— Quoted text —
To demonstrate the ShapModel().add_sample_mean_dif() method, we obtain the DOM_GSEC example dataset and its respective feature set (see [Breimann25a]):

import aaanalysis as aa
aa.options["verbose"] = False # Disable verbosity

df_seq = aa.load_dataset(name="DOM_GSEC", n=3)
labels = df_seq["label"].to_list()
df_feat = aa.load_features(name="DOM_GSEC").head(5)

# Create feature matrix
sf = aa.SequenceFeature()
df_parts = sf.get_df_parts(df_seq=df_seq)
X = sf.feature_matrix(features=df_feat["feature"], df_parts=df_parts)

aa.display_df(df_seq)

— Provided data —
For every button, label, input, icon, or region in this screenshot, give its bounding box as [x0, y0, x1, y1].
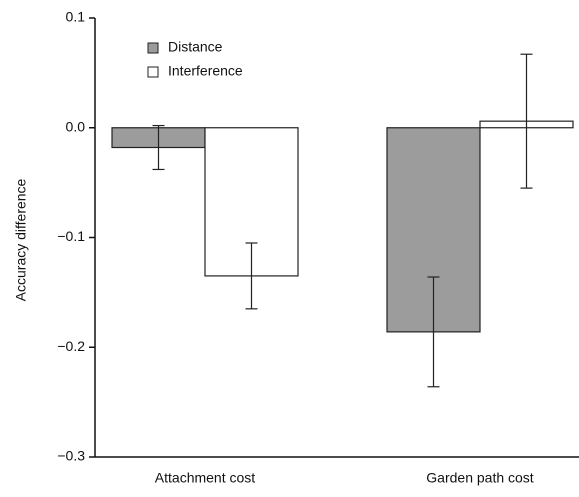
y-axis-label: Accuracy difference [13, 178, 29, 301]
y-tick-label: −0.1 [57, 228, 85, 244]
legend-label: Interference [168, 63, 243, 79]
error-bar [152, 124, 165, 171]
error-bar [520, 53, 533, 189]
error-bar [427, 276, 440, 388]
y-tick-label: 0.0 [66, 118, 86, 134]
y-tick-label: −0.3 [57, 448, 85, 464]
legend-swatch [147, 66, 159, 78]
y-tick-label: −0.2 [57, 338, 85, 354]
legend-swatch [147, 42, 159, 54]
x-tick-label: Garden path cost [426, 470, 534, 486]
legend-label: Distance [168, 39, 223, 55]
y-tick-label: 0.1 [66, 9, 86, 25]
x-tick-label: Attachment cost [155, 470, 255, 486]
error-bar [245, 242, 258, 310]
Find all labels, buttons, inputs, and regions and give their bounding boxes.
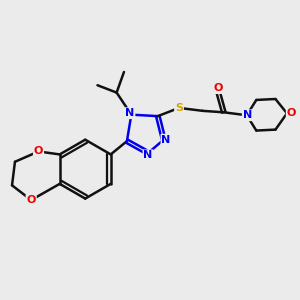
Text: O: O: [287, 108, 296, 118]
Text: O: O: [34, 146, 43, 157]
Text: S: S: [175, 103, 183, 113]
Text: N: N: [243, 110, 252, 120]
Text: O: O: [26, 195, 36, 205]
Text: N: N: [125, 108, 134, 118]
Text: O: O: [213, 83, 223, 93]
Text: N: N: [161, 135, 171, 145]
Text: N: N: [143, 150, 153, 160]
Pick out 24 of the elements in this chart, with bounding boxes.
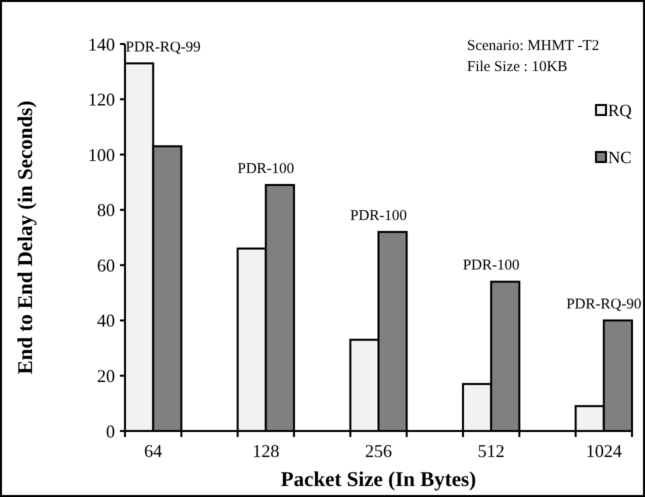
y-axis-title: End to End Delay (in Seconds) bbox=[13, 100, 37, 374]
x-tick-label: 1024 bbox=[586, 441, 622, 461]
y-tick-label: 0 bbox=[106, 421, 115, 442]
x-axis-title: Packet Size (In Bytes) bbox=[280, 467, 476, 491]
annotation: PDR-RQ-99 bbox=[126, 39, 201, 56]
x-tick-label: 128 bbox=[252, 441, 280, 461]
y-tick-label: 60 bbox=[97, 255, 115, 276]
x-tick-label: 512 bbox=[478, 441, 505, 461]
y-tick-label: 80 bbox=[97, 200, 115, 220]
y-tick-label: 40 bbox=[97, 310, 115, 331]
annotation: File Size : 10KB bbox=[467, 59, 568, 75]
x-tick-label: 256 bbox=[365, 441, 392, 461]
legend-label: NC bbox=[608, 148, 632, 167]
y-tick-label: 20 bbox=[97, 366, 115, 386]
y-tick-label: 120 bbox=[88, 90, 115, 110]
y-tick-label: 100 bbox=[88, 144, 115, 165]
x-tick-label: 64 bbox=[144, 441, 162, 461]
annotation: PDR-RQ-90 bbox=[566, 296, 642, 312]
annotation: PDR-100 bbox=[462, 258, 520, 274]
legend-label: RQ bbox=[608, 100, 632, 120]
annotation: Scenario: MHMT -T2 bbox=[467, 38, 600, 54]
y-tick-label: 140 bbox=[88, 34, 115, 54]
annotation: PDR-100 bbox=[350, 208, 407, 224]
annotation: PDR-100 bbox=[237, 160, 294, 177]
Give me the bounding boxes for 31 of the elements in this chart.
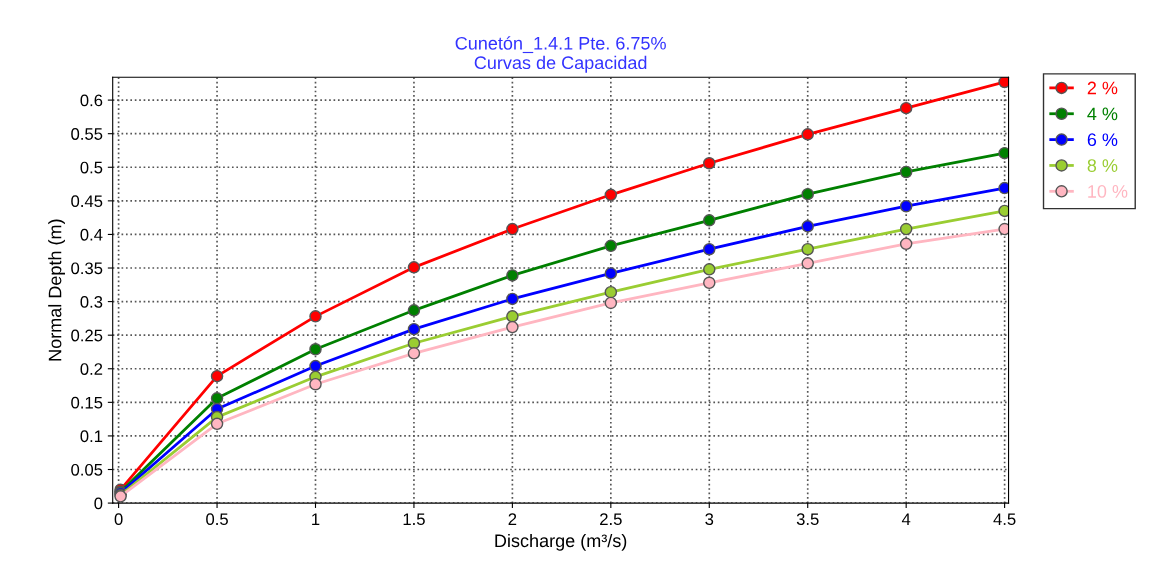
y-tick-label: 0.3 <box>80 296 103 308</box>
chart-title: Cunetón_1.4.1 Pte. 6.75% Curvas de Capacidad <box>455 36 666 73</box>
y-tick-label: 0.1 <box>80 430 103 443</box>
legend-label: 10 % <box>1088 185 1128 198</box>
x-axis-title: Discharge (m³/s) <box>495 533 627 551</box>
y-tick-label: 0.4 <box>80 228 103 241</box>
y-tick-label: 0.5 <box>80 161 103 174</box>
x-tick-label: 4 <box>901 513 911 525</box>
legend-label: 2 % <box>1087 81 1118 95</box>
legend-label: 6 % <box>1087 133 1118 147</box>
y-tick-label: 0.6 <box>80 94 103 107</box>
x-tick-label: 3 <box>705 513 714 526</box>
legend-label: 4 % <box>1087 107 1118 121</box>
y-tick-label: 0.55 <box>71 128 103 140</box>
x-tick-label: 0 <box>114 513 123 526</box>
x-tick-label: 4.5 <box>993 513 1016 526</box>
y-tick-label: 0.05 <box>71 463 103 476</box>
x-tick-label: 3.5 <box>796 513 819 526</box>
x-tick-label: 2.5 <box>600 513 622 526</box>
x-tick-label: 0.5 <box>206 513 228 526</box>
y-tick-label: 0.2 <box>80 363 103 375</box>
legend-label: 8 % <box>1087 159 1118 172</box>
x-tick-label: 1 <box>312 513 320 525</box>
y-tick-label: 0.15 <box>71 396 103 409</box>
x-tick-label: 2 <box>508 513 517 525</box>
y-tick-label: 0.45 <box>71 195 103 208</box>
y-tick-label: 0.25 <box>71 329 103 342</box>
y-tick-label: 0.35 <box>71 262 103 275</box>
y-axis-title: Normal Depth (m) <box>48 219 65 361</box>
y-tick-label: 0 <box>94 497 103 510</box>
x-tick-label: 1.5 <box>403 513 425 526</box>
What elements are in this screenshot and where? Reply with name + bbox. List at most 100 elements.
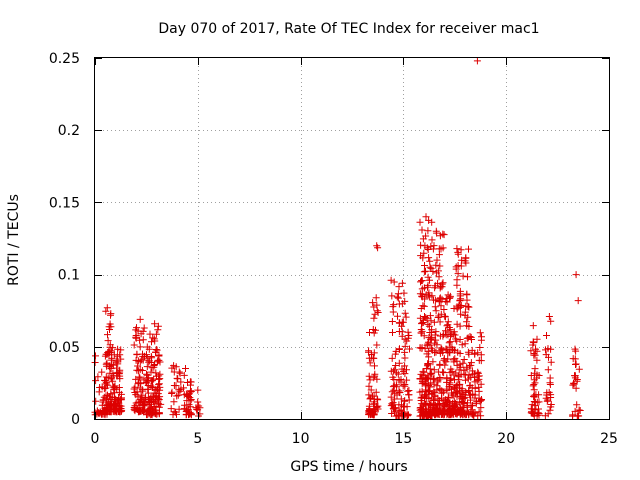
data-point [152,394,160,402]
data-point [94,373,102,381]
data-point [167,405,175,413]
data-point [424,281,432,289]
data-point [457,295,465,303]
data-point [398,322,406,330]
data-point [433,386,441,394]
data-point [416,344,424,352]
data-point [544,366,552,374]
data-point [389,401,396,409]
data-point [366,376,374,384]
data-point [153,358,161,366]
data-point [114,357,122,365]
data-point [144,407,152,415]
data-point [572,271,580,279]
data-point [466,381,474,389]
data-point [421,262,428,269]
data-point [464,273,471,281]
data-point [180,371,188,379]
data-point [443,298,451,306]
y-tick-label: 0 [71,412,80,428]
data-point [427,264,435,272]
data-point [471,350,479,358]
data-point [529,322,537,330]
y-tick-label: 0.2 [58,123,80,139]
data-point [102,377,110,385]
x-tick-label: 15 [394,431,412,447]
data-point [102,360,110,368]
data-point [180,384,187,392]
data-point [102,307,110,315]
data-point [445,339,453,347]
data-point [432,261,440,269]
data-point [424,412,432,420]
data-point [149,383,157,391]
data-point [436,385,444,393]
data-point [450,358,458,366]
data-point [457,246,465,254]
data-point [115,394,123,402]
data-point [133,350,141,358]
data-point [406,345,413,353]
data-point [368,354,376,362]
data-point [535,391,543,399]
data-point [431,303,439,311]
data-point [426,371,434,379]
data-point [397,378,405,386]
data-point [452,388,460,396]
data-point [442,313,449,321]
data-point [424,340,432,348]
data-point [134,380,142,388]
data-point [150,362,158,369]
data-point [394,412,402,420]
data-point [433,256,441,264]
data-point [426,383,434,391]
data-point [154,322,162,330]
data-point [391,366,399,374]
data-point [456,380,464,388]
data-point [451,331,459,339]
data-point [454,270,462,278]
data-point [370,303,378,311]
data-point [145,358,153,366]
data-point [428,218,436,226]
data-point [395,328,403,335]
data-point [392,362,400,369]
data-point [388,292,396,300]
data-point [403,366,410,374]
data-point [454,250,462,258]
data-point [405,391,413,399]
data-point [466,391,474,399]
data-point [416,375,424,382]
data-point [426,263,434,271]
data-point [176,387,184,395]
data-point [98,368,106,376]
data-point [113,364,121,372]
data-point [570,379,577,387]
data-point [395,300,403,308]
y-tick-labels: 0 0.05 0.1 0.15 0.2 0.25 [49,51,80,428]
data-point [441,403,449,411]
data-point [104,331,111,339]
data-point [391,395,399,403]
data-point [575,406,583,414]
data-point [436,295,444,303]
data-point [149,334,157,342]
data-point [444,321,452,329]
data-point [422,213,430,221]
data-point [477,404,485,412]
data-point [182,365,189,372]
data-point [434,279,442,287]
data-point [373,242,381,250]
data-point [455,301,463,309]
data-point [143,363,151,371]
data-point [424,227,432,235]
data-point [372,388,380,396]
data-point [151,320,159,328]
data-point [102,384,110,392]
data-point [461,371,469,379]
data-point [388,318,396,325]
data-point [403,376,411,384]
data-point [571,407,579,415]
data-point [571,355,579,363]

— Tasks to complete —
1: Rewrite the paragraph of the aaanalysis excerpt that begins "To demonstrate the ShapModel()" so that it is shorter but keeps its main facts.
2: Swap "head" for "tail" and give the aaanalysis excerpt again between "import aaanalysis as" and "df_parts = sf.get_df_parts(df_seq=df_seq)", inclusive.

— Task answers —
1: The ShapModel().add_sample_mean_dif() method is demonstrated with the DOM_GSEC example dataset and its feature set (see [Breimann25a]).

2:
import aaanalysis as aa
aa.options["verbose"] = False # Disable verbosity

df_seq = aa.load_dataset(name="DOM_GSEC", n=3)
labels = df_seq["label"].to_list()
df_feat = aa.load_features(name="DOM_GSEC").tail(5)

# Create feature matrix
sf = aa.SequenceFeature()
df_parts = sf.get_df_parts(df_seq=df_seq)